PASSAGE GIVEN:
■ ■ ■

# Black Walnut question



## cat-face timber (Sep 8, 2010)

I have some Black Walnut nuts.
What is the best way to store them so I can plant next spring?
Should I take off all the outside covering?

I would also like to "start" a few inside and transplant them next spring. Is this a good idea? Will they be hard to transplant?

Thanks for any and all information.


----------



## kyle1! (Sep 10, 2010)

*Need stratification*

BW nuts need a period of cold to germinate. You can accomplish this by placing them in a fridge to overwinter or if you live in a somewhat cold region plant them in the ground. BW is a somewhat weedy tree so transplanting them shouldn't be very hard. To save a little effort plant the nuts where you want the trees to be and then see which tree is the dominate one cull the rest.

Brian


----------



## scottr (Sep 10, 2010)

Yes, take off all the outside covering.


----------



## forestryworks (Sep 22, 2010)

http://www.na.fs.fed.us/pubs/silvics_manual/volume_2/juglans/nigra.htm

Read about the stratification period and seedling development process in this report. Under the "Life History" section.


----------



## Bigsnowdog (Sep 23, 2010)

To echo another poster, the best thing is to plant them now, if you can. That is how nature does it.


----------

■ ■ ■

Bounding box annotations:
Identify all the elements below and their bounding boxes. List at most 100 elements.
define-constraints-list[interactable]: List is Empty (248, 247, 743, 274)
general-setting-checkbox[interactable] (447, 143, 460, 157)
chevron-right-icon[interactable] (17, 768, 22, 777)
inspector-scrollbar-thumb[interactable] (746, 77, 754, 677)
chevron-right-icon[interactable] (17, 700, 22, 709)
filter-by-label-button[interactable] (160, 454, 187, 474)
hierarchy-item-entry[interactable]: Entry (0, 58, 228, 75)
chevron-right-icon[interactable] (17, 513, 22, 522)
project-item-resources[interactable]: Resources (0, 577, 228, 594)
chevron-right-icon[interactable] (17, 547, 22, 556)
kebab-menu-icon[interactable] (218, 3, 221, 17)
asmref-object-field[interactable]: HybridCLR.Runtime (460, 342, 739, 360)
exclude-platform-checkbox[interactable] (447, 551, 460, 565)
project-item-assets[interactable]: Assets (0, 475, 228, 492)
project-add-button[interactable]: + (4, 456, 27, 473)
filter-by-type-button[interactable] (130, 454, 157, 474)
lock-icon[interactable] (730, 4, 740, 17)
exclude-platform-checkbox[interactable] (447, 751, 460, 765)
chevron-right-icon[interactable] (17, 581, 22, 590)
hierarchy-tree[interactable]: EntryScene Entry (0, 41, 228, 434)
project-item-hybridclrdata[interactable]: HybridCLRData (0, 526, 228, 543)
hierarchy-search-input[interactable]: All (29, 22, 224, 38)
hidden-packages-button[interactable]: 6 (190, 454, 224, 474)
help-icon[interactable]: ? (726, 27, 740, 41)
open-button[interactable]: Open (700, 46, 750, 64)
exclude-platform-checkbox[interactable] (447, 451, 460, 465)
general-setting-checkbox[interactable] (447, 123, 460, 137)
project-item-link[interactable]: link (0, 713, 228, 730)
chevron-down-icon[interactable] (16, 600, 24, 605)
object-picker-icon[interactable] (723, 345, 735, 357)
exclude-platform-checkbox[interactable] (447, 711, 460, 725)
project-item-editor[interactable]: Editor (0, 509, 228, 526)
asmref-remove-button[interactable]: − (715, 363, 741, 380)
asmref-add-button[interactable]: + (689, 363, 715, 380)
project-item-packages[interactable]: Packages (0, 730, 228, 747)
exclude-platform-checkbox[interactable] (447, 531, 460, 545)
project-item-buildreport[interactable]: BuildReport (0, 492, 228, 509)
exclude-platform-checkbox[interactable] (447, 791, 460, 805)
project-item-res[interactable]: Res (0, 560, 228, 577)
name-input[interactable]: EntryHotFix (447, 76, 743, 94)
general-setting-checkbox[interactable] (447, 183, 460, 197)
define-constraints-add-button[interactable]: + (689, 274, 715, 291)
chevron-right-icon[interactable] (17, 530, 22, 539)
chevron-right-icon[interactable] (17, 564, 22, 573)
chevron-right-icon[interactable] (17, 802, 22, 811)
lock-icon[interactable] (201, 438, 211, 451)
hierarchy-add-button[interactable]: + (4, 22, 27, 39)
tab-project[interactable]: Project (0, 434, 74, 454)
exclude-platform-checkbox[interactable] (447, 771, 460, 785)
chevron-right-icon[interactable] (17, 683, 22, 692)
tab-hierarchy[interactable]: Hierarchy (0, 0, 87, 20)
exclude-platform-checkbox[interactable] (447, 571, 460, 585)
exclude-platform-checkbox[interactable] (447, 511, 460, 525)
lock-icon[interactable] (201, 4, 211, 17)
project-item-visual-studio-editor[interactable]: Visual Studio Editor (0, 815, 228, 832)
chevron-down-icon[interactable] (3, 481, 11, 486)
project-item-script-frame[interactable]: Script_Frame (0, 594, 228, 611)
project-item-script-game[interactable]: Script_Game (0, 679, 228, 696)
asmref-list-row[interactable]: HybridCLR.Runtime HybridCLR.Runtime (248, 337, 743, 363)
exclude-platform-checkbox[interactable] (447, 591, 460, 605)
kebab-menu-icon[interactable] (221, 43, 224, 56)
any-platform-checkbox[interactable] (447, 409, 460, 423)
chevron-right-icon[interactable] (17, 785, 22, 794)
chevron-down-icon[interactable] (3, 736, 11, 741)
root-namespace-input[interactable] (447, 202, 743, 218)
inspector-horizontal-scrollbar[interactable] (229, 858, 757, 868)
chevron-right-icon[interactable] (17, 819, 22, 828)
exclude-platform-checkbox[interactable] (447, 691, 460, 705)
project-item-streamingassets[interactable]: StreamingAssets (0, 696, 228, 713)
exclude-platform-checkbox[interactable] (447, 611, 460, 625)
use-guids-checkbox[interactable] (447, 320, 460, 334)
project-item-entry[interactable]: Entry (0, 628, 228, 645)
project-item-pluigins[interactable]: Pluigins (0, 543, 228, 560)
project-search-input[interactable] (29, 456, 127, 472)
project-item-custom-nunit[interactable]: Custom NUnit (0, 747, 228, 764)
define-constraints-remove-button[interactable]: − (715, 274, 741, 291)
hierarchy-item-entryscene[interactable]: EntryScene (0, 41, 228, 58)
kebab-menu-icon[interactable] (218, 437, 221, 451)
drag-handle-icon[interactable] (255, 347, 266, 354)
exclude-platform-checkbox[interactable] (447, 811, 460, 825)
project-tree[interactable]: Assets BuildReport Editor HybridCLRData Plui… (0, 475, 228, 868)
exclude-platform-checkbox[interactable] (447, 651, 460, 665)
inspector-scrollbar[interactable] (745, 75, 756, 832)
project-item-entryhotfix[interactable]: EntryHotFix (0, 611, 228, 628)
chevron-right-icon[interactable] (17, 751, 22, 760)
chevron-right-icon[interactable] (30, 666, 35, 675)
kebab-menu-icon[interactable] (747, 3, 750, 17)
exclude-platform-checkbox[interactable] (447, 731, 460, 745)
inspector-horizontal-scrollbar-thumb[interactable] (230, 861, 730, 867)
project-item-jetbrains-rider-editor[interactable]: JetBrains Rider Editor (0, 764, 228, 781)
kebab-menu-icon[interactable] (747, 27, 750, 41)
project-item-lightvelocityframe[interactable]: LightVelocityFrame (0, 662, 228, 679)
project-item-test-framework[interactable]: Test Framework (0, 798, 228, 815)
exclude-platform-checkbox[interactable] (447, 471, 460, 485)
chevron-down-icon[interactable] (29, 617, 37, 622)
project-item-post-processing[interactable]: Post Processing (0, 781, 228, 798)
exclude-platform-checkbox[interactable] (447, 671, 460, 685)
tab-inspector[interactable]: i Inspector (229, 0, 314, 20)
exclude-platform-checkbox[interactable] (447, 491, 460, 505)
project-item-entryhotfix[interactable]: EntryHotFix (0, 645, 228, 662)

■ ■ ■

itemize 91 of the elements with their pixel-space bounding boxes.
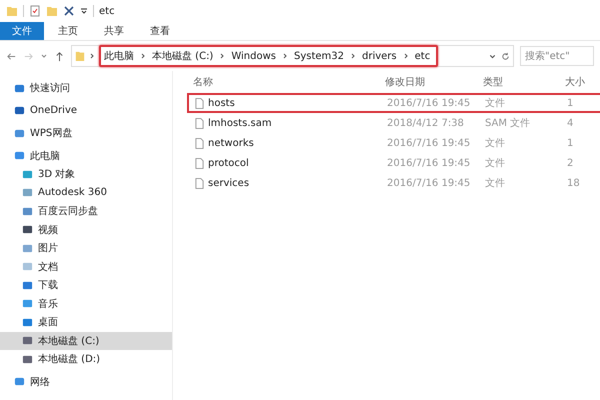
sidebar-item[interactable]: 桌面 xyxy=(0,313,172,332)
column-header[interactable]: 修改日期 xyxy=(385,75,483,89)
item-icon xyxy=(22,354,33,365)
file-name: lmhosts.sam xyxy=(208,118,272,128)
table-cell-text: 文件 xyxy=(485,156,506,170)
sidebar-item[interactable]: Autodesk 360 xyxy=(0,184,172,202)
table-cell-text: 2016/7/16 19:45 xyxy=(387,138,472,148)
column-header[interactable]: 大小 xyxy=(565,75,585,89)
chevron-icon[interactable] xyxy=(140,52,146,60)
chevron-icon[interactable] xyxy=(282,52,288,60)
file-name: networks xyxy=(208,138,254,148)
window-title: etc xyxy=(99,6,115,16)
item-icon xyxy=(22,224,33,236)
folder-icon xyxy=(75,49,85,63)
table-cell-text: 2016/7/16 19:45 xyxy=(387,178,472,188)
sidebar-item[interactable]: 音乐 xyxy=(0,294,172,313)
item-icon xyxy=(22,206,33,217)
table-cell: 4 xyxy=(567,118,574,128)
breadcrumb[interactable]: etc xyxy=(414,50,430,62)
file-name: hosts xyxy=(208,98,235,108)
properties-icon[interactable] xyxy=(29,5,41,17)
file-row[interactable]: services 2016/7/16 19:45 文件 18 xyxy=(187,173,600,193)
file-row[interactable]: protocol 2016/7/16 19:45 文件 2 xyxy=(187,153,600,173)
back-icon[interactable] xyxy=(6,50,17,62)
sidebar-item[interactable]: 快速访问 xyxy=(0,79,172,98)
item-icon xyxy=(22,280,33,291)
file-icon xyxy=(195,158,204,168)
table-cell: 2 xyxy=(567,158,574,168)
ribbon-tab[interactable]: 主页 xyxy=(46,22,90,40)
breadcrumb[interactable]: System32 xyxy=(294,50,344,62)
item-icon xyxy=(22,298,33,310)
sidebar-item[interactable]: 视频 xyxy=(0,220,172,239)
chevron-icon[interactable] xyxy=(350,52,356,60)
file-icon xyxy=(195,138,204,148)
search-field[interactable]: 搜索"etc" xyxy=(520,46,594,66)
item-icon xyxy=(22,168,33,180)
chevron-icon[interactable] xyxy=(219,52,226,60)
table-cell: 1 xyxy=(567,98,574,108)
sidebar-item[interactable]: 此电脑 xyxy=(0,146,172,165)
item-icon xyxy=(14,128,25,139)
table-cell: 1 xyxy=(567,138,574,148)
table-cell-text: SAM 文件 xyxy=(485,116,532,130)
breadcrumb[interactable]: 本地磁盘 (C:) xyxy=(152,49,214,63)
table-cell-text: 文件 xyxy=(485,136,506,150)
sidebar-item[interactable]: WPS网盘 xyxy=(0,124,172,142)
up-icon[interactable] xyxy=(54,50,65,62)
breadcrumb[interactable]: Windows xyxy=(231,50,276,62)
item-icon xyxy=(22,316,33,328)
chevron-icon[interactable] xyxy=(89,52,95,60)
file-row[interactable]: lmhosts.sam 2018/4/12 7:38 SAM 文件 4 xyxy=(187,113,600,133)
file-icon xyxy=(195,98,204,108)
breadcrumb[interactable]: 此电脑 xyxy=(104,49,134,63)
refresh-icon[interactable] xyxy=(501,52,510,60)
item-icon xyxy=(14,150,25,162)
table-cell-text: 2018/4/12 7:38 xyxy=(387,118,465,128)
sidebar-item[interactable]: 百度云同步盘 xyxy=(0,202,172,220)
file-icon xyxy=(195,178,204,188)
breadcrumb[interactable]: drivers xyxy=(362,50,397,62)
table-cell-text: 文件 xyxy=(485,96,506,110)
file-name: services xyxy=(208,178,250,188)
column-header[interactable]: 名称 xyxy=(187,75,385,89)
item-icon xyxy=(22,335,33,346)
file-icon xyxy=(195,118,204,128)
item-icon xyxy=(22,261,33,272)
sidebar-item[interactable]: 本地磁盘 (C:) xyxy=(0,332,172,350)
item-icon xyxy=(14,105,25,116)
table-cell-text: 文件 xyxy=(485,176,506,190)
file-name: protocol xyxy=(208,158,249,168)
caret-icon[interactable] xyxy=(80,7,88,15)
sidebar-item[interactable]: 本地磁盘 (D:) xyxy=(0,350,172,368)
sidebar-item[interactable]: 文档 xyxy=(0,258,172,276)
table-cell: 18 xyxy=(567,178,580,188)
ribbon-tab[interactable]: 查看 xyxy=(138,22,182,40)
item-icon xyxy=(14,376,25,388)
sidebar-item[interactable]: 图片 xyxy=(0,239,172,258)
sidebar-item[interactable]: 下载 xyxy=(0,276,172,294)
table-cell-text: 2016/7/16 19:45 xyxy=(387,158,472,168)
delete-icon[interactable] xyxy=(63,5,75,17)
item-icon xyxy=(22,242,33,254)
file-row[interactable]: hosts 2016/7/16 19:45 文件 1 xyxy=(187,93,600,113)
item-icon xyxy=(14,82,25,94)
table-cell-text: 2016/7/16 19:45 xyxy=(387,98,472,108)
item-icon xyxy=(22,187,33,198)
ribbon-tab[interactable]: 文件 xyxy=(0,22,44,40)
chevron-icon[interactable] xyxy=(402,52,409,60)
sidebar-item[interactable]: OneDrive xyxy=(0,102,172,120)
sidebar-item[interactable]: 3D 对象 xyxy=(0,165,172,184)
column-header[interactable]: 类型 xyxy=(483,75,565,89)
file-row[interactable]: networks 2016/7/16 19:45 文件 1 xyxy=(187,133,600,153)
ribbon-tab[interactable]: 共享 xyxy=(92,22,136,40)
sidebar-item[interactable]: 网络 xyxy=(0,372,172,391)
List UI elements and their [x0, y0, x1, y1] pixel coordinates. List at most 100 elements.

■ ■ ■

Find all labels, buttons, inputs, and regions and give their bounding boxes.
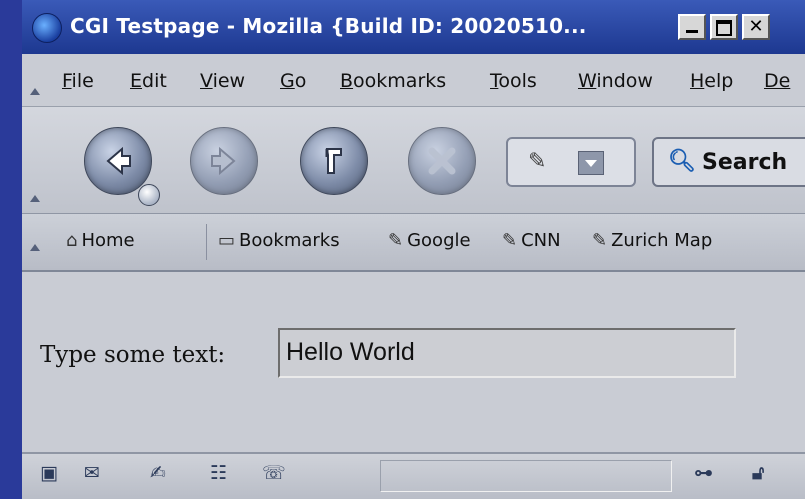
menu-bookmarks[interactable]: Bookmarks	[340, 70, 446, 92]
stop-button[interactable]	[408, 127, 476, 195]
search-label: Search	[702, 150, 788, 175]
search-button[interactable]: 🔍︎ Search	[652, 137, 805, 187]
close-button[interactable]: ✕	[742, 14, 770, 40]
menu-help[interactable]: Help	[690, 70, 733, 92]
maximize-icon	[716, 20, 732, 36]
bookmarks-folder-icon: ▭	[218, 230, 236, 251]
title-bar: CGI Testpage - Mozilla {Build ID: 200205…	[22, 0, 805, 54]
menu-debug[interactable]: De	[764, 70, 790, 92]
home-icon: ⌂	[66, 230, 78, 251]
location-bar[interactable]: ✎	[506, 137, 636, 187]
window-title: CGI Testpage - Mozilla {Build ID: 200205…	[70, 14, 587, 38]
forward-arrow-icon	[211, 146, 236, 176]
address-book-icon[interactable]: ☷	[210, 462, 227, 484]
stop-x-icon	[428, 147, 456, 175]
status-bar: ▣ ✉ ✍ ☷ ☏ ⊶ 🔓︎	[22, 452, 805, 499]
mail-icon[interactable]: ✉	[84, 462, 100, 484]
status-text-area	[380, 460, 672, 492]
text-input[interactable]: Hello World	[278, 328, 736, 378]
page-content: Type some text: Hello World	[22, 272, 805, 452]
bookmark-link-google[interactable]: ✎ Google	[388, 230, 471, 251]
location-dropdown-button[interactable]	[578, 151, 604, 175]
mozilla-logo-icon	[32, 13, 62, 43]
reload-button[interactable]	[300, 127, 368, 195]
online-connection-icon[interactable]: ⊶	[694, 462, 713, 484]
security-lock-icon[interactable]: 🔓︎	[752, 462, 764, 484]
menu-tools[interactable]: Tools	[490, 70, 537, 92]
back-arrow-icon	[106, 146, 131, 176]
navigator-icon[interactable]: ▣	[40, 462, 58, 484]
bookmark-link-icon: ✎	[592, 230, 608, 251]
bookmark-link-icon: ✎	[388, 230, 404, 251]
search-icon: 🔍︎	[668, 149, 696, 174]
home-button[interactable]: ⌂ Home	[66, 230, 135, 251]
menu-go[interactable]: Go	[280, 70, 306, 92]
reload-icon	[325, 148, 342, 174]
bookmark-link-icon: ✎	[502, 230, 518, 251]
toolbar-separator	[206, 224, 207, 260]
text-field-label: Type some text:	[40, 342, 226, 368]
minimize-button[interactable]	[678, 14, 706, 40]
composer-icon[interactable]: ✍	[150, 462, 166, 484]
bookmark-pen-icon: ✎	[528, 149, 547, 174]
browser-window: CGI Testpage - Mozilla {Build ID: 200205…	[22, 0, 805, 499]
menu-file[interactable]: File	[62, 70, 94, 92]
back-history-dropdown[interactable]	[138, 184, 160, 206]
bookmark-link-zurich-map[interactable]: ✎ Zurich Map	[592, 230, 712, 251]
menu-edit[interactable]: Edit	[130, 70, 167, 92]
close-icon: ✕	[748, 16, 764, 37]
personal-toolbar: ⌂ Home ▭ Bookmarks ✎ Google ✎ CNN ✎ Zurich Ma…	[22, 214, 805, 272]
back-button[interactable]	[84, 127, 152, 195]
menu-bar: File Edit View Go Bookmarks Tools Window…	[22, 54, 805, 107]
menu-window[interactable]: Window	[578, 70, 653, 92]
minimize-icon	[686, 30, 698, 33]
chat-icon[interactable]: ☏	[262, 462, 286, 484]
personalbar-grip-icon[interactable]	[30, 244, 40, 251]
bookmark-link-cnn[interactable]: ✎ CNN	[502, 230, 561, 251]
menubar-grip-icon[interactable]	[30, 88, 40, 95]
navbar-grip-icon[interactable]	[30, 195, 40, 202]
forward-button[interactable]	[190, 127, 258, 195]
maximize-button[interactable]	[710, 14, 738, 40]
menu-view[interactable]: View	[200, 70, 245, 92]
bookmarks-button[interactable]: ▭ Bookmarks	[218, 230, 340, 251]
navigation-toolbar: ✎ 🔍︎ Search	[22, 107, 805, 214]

■ ■ ■

According to the black walnut thread, what do the nuts need in order to germinate?

A period of cold.